*Task prompt:* Below is a block of records; return all of them exactly, but without the images.

*Listing:*
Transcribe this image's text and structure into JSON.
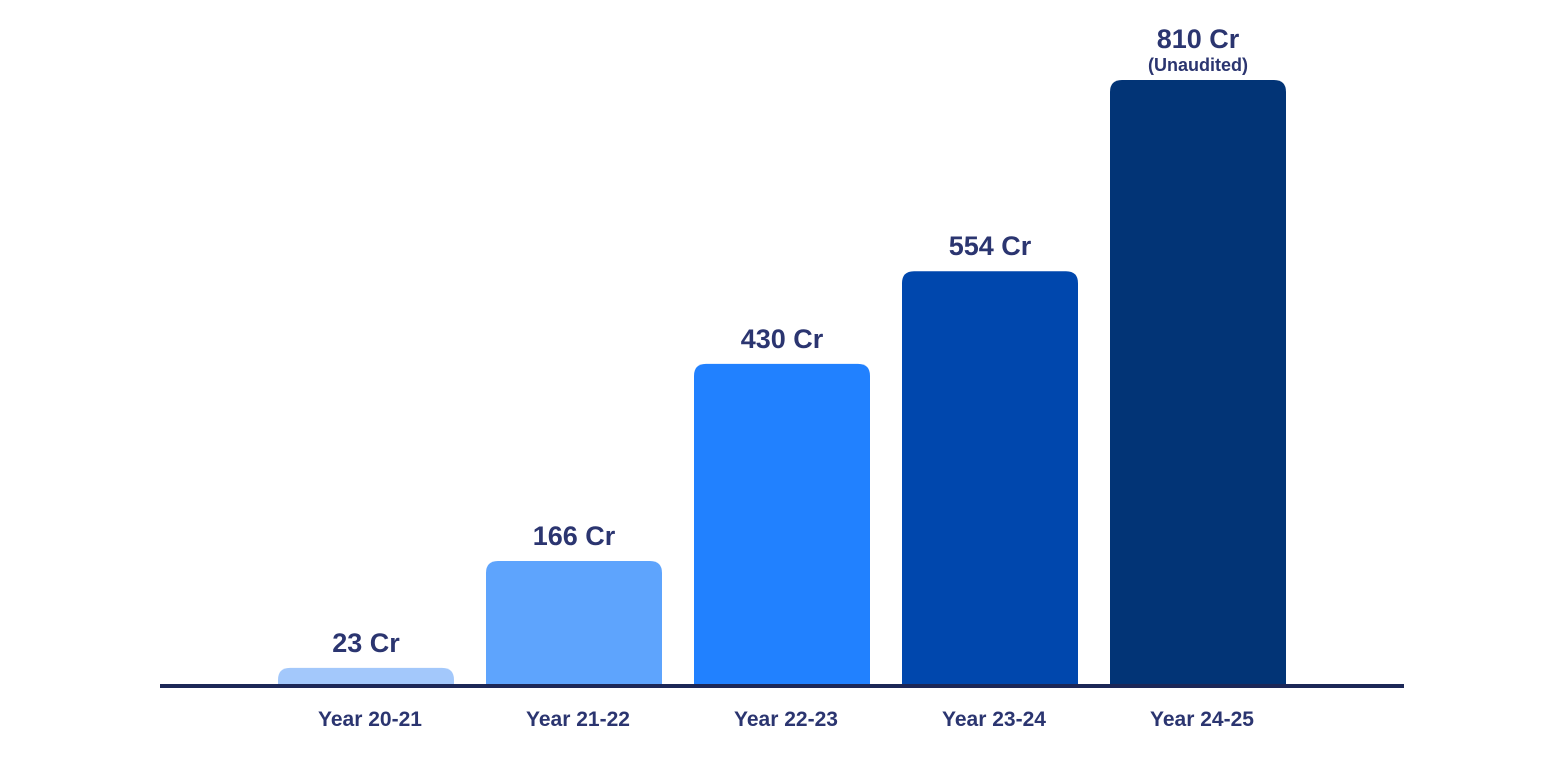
{
  "chart_data": {
    "type": "bar",
    "categories": [
      "Year 20-21",
      "Year 21-22",
      "Year 22-23",
      "Year 23-24",
      "Year 24-25"
    ],
    "values": [
      23,
      166,
      430,
      554,
      810
    ],
    "value_labels": [
      "23 Cr",
      "166 Cr",
      "430 Cr",
      "554 Cr",
      "810 Cr"
    ],
    "value_notes": [
      "",
      "",
      "",
      "",
      "(Unaudited)"
    ],
    "title": "",
    "xlabel": "",
    "ylabel": "",
    "ylim": [
      0,
      810
    ],
    "grid": false,
    "legend": "none",
    "bar_colors": [
      "#a3c8fb",
      "#5ea4fd",
      "#2181ff",
      "#0047ad",
      "#023476"
    ],
    "axis_color": "#1c2757",
    "label_color": "#2b3570"
  }
}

*Problem solution:*
Transcribe this image's text and structure into JSON.
{
  "chart_data": {
    "type": "bar",
    "categories": [
      "Year 20-21",
      "Year 21-22",
      "Year 22-23",
      "Year 23-24",
      "Year 24-25"
    ],
    "values": [
      23,
      166,
      430,
      554,
      810
    ],
    "value_labels": [
      "23 Cr",
      "166 Cr",
      "430 Cr",
      "554 Cr",
      "810 Cr"
    ],
    "value_notes": [
      "",
      "",
      "",
      "",
      "(Unaudited)"
    ],
    "title": "",
    "xlabel": "",
    "ylabel": "",
    "ylim": [
      0,
      810
    ],
    "grid": false,
    "legend": "none",
    "bar_colors": [
      "#a3c8fb",
      "#5ea4fd",
      "#2181ff",
      "#0047ad",
      "#023476"
    ],
    "axis_color": "#1c2757",
    "label_color": "#2b3570"
  }
}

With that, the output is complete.